| WHAT IS NEEDED |
Go through the material and pull out every line with the string "Terrasse" in it.

____

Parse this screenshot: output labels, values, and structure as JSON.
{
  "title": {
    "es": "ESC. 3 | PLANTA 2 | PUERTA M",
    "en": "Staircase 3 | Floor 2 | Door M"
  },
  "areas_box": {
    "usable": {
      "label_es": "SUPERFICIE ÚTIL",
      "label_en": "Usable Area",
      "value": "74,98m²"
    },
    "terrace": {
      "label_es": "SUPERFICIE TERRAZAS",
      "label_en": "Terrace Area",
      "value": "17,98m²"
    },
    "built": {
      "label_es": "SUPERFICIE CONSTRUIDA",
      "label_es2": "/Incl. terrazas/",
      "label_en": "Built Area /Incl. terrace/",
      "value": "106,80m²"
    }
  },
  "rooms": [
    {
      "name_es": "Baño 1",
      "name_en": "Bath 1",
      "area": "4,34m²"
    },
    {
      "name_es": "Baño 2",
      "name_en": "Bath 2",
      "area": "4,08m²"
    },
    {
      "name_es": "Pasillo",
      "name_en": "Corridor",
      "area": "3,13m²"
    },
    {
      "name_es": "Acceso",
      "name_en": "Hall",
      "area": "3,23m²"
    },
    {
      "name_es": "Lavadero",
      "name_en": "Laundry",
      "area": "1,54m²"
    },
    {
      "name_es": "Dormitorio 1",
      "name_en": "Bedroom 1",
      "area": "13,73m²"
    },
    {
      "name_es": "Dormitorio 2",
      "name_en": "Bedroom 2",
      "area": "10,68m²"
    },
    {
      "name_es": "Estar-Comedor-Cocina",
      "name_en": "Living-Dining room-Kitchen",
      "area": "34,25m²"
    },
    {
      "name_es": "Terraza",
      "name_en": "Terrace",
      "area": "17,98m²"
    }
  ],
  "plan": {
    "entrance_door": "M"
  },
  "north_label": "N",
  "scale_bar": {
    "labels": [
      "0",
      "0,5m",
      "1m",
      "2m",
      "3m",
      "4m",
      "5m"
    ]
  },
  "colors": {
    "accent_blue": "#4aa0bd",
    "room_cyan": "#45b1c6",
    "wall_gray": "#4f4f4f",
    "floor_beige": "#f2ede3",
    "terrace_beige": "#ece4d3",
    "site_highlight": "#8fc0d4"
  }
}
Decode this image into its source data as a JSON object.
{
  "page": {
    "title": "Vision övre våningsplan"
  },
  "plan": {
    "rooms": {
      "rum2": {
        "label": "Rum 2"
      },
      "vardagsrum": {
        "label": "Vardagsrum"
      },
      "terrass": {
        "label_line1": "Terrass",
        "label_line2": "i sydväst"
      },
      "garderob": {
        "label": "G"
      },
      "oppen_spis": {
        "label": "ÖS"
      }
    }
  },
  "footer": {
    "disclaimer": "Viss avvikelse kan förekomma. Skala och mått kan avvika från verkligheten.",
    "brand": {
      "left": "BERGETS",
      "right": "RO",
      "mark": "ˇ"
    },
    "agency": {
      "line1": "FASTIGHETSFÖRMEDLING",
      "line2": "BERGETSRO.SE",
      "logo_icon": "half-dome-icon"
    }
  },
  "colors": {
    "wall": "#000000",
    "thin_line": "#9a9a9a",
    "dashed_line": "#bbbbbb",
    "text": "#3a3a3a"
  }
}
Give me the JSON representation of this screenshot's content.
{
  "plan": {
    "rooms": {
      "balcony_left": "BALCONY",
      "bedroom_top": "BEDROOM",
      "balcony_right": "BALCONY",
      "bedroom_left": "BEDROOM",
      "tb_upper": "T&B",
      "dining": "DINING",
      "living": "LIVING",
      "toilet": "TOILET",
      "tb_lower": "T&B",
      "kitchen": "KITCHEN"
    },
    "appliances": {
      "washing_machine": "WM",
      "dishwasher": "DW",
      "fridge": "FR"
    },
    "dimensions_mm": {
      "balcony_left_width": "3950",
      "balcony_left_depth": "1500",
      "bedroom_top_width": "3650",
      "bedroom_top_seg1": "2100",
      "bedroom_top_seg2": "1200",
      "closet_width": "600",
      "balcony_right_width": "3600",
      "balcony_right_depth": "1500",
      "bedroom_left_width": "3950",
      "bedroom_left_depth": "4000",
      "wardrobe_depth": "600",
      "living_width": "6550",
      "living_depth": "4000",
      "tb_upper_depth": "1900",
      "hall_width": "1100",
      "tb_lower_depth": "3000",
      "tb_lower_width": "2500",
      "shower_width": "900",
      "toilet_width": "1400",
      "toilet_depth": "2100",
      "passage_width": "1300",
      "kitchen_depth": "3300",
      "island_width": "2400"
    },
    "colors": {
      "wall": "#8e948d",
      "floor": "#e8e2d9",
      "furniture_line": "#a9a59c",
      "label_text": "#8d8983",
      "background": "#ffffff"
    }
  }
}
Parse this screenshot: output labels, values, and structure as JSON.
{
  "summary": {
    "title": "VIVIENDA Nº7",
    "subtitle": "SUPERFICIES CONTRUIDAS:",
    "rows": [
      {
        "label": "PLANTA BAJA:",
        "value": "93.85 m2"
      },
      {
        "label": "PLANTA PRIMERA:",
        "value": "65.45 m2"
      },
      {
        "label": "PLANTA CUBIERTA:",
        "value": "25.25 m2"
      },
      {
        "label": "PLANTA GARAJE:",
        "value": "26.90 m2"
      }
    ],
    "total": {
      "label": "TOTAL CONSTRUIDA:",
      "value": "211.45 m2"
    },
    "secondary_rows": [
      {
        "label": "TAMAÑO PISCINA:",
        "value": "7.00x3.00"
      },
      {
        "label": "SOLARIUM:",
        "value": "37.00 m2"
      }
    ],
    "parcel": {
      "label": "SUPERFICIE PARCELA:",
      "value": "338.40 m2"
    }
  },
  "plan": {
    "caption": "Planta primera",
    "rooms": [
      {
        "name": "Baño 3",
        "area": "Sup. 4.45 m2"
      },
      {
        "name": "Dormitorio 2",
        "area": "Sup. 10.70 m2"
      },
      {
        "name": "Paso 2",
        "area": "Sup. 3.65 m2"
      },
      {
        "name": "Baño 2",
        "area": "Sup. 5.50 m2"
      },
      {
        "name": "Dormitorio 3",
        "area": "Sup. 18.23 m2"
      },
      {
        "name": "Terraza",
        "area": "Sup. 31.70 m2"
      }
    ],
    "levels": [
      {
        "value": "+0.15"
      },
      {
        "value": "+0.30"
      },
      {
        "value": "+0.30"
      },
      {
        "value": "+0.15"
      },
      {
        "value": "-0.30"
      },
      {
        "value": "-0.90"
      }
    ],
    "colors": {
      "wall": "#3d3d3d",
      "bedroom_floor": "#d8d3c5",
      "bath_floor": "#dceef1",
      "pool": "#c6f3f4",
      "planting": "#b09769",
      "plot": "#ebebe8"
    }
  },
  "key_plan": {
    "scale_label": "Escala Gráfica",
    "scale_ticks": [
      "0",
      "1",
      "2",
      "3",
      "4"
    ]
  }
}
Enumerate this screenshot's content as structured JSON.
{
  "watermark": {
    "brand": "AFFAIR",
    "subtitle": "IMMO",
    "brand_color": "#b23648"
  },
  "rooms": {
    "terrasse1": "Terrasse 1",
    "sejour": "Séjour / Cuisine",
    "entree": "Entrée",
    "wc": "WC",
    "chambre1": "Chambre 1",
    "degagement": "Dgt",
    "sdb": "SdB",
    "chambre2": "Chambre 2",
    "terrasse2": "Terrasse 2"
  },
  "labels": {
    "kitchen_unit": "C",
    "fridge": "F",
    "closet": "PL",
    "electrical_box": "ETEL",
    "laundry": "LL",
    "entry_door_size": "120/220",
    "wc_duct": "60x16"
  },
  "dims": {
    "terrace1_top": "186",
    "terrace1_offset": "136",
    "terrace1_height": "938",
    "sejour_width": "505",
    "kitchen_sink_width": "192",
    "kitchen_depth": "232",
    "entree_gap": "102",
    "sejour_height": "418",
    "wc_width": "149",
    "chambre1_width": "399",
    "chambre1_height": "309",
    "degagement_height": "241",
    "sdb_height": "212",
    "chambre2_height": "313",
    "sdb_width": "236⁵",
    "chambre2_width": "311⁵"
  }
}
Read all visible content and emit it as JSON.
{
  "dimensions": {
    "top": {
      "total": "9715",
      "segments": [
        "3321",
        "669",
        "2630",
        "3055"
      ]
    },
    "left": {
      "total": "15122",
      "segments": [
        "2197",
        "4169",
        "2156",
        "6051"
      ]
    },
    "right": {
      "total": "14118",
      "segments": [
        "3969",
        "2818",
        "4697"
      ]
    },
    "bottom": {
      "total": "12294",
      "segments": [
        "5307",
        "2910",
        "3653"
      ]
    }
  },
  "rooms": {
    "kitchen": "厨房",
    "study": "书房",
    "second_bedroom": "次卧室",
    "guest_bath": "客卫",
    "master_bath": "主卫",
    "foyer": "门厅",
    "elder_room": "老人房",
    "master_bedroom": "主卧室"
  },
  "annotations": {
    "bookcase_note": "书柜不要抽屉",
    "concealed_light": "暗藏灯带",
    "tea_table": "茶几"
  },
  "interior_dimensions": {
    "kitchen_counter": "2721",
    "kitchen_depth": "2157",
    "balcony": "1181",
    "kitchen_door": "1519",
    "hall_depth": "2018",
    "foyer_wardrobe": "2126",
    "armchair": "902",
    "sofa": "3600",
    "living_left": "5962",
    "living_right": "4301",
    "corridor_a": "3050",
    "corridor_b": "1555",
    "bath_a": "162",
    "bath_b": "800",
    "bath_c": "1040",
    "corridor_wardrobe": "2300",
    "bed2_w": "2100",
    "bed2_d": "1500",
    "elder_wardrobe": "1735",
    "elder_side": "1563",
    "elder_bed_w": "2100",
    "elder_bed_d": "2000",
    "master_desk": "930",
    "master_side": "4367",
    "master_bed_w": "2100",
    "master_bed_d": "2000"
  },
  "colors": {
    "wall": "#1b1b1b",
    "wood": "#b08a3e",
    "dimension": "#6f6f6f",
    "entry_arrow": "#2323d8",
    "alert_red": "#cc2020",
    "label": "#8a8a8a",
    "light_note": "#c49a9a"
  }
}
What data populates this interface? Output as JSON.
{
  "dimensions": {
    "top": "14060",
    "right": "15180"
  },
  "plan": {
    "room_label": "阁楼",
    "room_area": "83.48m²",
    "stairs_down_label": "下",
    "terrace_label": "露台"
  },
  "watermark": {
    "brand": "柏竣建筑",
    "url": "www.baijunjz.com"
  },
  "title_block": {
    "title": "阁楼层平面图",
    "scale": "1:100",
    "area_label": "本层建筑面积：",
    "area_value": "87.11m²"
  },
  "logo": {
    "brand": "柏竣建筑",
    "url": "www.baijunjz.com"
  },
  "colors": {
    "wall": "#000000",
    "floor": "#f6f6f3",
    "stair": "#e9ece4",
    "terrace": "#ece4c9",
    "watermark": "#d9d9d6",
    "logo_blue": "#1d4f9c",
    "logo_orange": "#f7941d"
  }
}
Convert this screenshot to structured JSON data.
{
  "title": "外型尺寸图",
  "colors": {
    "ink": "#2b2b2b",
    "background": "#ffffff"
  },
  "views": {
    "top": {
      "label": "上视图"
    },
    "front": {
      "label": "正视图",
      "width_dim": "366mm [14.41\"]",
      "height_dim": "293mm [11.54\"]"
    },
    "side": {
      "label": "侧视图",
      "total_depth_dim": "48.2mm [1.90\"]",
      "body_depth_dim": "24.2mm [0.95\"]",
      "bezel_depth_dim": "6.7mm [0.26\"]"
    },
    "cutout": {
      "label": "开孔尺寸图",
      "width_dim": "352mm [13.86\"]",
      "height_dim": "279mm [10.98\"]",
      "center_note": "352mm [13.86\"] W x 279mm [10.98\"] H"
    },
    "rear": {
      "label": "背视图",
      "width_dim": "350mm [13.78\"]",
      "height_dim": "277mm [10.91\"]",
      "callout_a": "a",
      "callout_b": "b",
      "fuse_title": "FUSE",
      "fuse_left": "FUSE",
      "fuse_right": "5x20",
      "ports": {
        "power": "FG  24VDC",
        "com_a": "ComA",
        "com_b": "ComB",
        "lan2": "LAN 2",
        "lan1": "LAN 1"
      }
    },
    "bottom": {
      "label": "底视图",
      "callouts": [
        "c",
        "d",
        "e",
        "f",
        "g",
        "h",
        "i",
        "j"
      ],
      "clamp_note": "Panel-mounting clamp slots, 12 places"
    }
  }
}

____

| THE REPLY |
    "terrasse1": "Terrasse 1",
    "terrasse2": "Terrasse 2"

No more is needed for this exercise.